### Entries with figure data

○ ○ ○ ○

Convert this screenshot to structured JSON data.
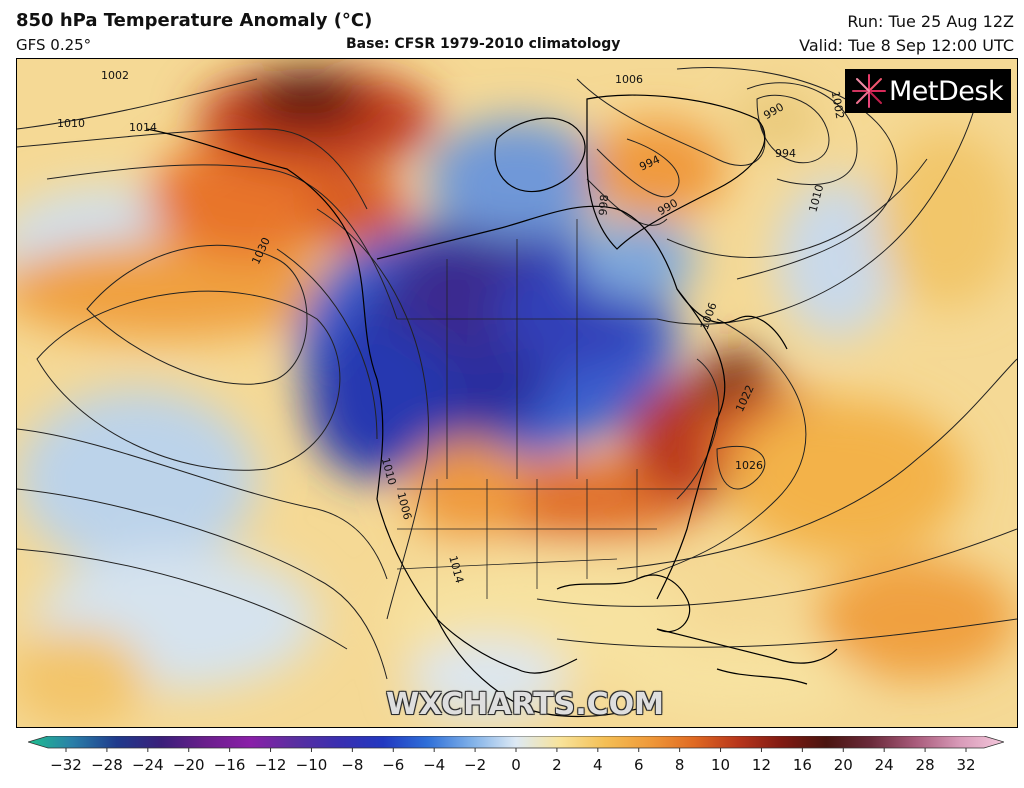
{
  "header": {
    "title": "850 hPa Temperature Anomaly (°C)",
    "model": "GFS 0.25°",
    "base": "Base: CFSR 1979-2010 climatology",
    "run": "Run: Tue 25 Aug 12Z",
    "valid": "Valid: Tue 8 Sep 12:00 UTC"
  },
  "logo": {
    "text": "MetDesk",
    "icon": "metdesk-starburst-icon"
  },
  "watermark": "WXCHARTS.COM",
  "isobar_labels": [
    "1002",
    "1010",
    "1014",
    "1030",
    "1006",
    "994",
    "990",
    "998",
    "990",
    "994",
    "1002",
    "1010",
    "1006",
    "1022",
    "1026",
    "1010",
    "1014",
    "1006"
  ],
  "colorbar": {
    "ticks": [
      "−32",
      "−28",
      "−24",
      "−20",
      "−16",
      "−12",
      "−10",
      "−8",
      "−6",
      "−4",
      "−2",
      "0",
      "2",
      "4",
      "6",
      "8",
      "10",
      "12",
      "16",
      "20",
      "24",
      "28",
      "32"
    ],
    "colors": [
      "#1fbf8f",
      "#2a7fa8",
      "#1f3a8c",
      "#3a1f7a",
      "#6a1f8c",
      "#8a1fa8",
      "#5a2fa0",
      "#3a2fb0",
      "#2238c0",
      "#2f6fd8",
      "#7fb0e8",
      "#dde9f4",
      "#f8e39a",
      "#f4bf55",
      "#ef9a3a",
      "#e06a22",
      "#b8361b",
      "#801a12",
      "#4a140f",
      "#6a2a3a",
      "#a85a7a",
      "#d89ab8",
      "#f4c8dc"
    ]
  },
  "colors": {
    "background": "#ffffff",
    "cold_deep": "#2b1f8f",
    "cold": "#2f5fd0",
    "cool": "#bcd6ef",
    "neutral": "#f6f0d8",
    "warm": "#f4c05a",
    "hot": "#e06a22",
    "very_hot": "#a81e14"
  }
}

○ ○ ○ ○

### WHAT TO DO
Reproduce every line of the material precisely, omitting its pictures.

### EXERCISE SOLUTION
Convert this screenshot to structured JSON data.
{
  "header": {
    "title": "850 hPa Temperature Anomaly (°C)",
    "model": "GFS 0.25°",
    "base": "Base: CFSR 1979-2010 climatology",
    "run": "Run: Tue 25 Aug 12Z",
    "valid": "Valid: Tue 8 Sep 12:00 UTC"
  },
  "logo": {
    "text": "MetDesk",
    "icon": "metdesk-starburst-icon"
  },
  "watermark": "WXCHARTS.COM",
  "isobar_labels": [
    "1002",
    "1010",
    "1014",
    "1030",
    "1006",
    "994",
    "990",
    "998",
    "990",
    "994",
    "1002",
    "1010",
    "1006",
    "1022",
    "1026",
    "1010",
    "1014",
    "1006"
  ],
  "colorbar": {
    "ticks": [
      "−32",
      "−28",
      "−24",
      "−20",
      "−16",
      "−12",
      "−10",
      "−8",
      "−6",
      "−4",
      "−2",
      "0",
      "2",
      "4",
      "6",
      "8",
      "10",
      "12",
      "16",
      "20",
      "24",
      "28",
      "32"
    ],
    "colors": [
      "#1fbf8f",
      "#2a7fa8",
      "#1f3a8c",
      "#3a1f7a",
      "#6a1f8c",
      "#8a1fa8",
      "#5a2fa0",
      "#3a2fb0",
      "#2238c0",
      "#2f6fd8",
      "#7fb0e8",
      "#dde9f4",
      "#f8e39a",
      "#f4bf55",
      "#ef9a3a",
      "#e06a22",
      "#b8361b",
      "#801a12",
      "#4a140f",
      "#6a2a3a",
      "#a85a7a",
      "#d89ab8",
      "#f4c8dc"
    ]
  },
  "colors": {
    "background": "#ffffff",
    "cold_deep": "#2b1f8f",
    "cold": "#2f5fd0",
    "cool": "#bcd6ef",
    "neutral": "#f6f0d8",
    "warm": "#f4c05a",
    "hot": "#e06a22",
    "very_hot": "#a81e14"
  }
}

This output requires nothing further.